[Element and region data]
• • • • • • •
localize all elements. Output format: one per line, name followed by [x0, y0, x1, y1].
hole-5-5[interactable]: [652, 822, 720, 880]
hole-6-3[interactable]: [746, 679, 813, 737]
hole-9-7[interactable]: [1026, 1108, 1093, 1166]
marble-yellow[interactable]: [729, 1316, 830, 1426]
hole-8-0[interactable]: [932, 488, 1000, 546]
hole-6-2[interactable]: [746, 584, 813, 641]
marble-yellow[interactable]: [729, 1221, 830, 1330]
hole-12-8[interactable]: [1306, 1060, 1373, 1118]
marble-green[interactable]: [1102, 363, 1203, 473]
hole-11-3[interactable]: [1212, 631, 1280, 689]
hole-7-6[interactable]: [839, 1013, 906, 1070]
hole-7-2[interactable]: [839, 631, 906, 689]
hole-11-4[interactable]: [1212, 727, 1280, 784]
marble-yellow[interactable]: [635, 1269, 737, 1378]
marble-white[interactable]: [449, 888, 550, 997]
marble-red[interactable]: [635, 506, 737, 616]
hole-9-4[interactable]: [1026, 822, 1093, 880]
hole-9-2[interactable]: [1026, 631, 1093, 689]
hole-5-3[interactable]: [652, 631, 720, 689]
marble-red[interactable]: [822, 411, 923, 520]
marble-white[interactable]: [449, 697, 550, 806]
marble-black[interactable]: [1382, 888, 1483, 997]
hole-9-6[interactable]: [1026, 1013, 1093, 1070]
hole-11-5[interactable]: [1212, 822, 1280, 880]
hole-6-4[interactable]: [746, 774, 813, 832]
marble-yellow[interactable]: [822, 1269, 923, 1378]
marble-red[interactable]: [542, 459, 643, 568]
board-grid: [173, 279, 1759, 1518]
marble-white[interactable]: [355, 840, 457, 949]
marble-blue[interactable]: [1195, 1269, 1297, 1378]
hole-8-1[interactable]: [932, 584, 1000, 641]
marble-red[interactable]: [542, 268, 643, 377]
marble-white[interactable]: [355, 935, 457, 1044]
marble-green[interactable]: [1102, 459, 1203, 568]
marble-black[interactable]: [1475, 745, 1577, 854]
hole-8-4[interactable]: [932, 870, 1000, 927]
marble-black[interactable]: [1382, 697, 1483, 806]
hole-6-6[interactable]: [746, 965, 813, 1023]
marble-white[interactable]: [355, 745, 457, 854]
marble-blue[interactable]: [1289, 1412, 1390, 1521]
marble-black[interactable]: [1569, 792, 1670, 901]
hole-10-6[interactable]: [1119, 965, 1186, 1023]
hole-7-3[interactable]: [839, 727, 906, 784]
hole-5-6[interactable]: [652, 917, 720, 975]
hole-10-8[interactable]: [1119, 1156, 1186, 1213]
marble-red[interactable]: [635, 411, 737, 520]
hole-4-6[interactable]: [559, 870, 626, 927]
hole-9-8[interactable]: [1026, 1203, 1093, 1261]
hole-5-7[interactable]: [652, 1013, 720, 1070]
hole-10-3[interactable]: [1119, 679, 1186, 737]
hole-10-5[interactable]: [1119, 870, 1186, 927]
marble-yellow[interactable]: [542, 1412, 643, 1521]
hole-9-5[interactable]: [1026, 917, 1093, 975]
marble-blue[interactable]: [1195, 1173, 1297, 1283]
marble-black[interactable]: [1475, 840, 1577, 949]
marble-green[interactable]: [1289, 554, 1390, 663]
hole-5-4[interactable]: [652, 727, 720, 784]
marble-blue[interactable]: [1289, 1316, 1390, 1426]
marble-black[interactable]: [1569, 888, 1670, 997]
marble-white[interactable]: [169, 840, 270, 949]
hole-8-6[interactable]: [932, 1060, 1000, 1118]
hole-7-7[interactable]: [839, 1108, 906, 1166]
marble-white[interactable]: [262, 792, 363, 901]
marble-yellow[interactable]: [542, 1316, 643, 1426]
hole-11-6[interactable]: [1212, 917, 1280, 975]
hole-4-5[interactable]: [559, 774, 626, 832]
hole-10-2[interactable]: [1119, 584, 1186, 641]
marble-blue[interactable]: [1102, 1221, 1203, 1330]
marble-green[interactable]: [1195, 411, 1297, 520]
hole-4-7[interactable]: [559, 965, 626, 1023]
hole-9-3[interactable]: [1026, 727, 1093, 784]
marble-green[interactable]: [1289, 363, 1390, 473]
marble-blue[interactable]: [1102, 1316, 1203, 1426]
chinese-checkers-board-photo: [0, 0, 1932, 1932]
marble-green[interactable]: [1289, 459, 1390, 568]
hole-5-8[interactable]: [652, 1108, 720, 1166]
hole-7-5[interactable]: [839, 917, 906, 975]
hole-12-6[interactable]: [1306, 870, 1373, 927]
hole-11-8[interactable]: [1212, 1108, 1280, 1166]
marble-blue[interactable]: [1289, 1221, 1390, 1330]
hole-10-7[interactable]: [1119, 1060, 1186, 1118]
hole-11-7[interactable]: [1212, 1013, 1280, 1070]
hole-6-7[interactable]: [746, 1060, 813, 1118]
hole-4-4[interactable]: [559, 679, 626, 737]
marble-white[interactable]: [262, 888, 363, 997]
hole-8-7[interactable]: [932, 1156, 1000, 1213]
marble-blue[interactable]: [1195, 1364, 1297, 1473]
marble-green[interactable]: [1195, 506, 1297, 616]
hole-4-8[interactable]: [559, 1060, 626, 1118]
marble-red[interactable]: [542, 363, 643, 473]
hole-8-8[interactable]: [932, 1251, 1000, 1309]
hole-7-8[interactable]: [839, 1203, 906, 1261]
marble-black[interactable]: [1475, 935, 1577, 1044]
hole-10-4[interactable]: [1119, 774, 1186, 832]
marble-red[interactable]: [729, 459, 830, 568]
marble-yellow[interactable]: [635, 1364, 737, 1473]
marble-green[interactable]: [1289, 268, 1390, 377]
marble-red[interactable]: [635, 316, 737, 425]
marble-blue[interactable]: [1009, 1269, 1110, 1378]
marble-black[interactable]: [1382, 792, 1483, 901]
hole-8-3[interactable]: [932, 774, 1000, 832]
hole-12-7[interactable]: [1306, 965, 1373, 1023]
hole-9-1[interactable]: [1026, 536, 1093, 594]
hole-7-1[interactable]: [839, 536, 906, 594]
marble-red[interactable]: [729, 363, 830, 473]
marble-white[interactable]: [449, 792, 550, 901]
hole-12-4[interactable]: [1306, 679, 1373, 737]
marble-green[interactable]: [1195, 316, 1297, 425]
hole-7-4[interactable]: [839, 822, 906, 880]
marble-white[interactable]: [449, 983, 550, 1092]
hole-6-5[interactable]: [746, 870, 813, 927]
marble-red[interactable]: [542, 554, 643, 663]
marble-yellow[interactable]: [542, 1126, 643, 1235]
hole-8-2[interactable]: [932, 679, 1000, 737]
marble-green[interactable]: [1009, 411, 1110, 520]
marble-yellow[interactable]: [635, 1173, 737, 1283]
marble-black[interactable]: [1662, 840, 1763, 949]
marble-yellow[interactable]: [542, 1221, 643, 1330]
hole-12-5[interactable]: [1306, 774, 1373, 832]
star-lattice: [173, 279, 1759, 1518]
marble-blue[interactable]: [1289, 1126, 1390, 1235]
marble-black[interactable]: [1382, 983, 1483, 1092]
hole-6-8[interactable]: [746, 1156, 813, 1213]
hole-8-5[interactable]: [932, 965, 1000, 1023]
• • • • • • •
-- Task details --
Swap "interactable" for "clickable" in the data, from the first line through the line with "marble-yellow[interactable]: [729, 1316, 830, 1426]", and leave everything else unchanged. Write out only those lines.

-- Correct result --
localize all elements. Output format: one per line, name followed by [x0, y0, x1, y1].
hole-5-5[clickable]: [652, 822, 720, 880]
hole-6-3[clickable]: [746, 679, 813, 737]
hole-9-7[clickable]: [1026, 1108, 1093, 1166]
marble-yellow[clickable]: [729, 1316, 830, 1426]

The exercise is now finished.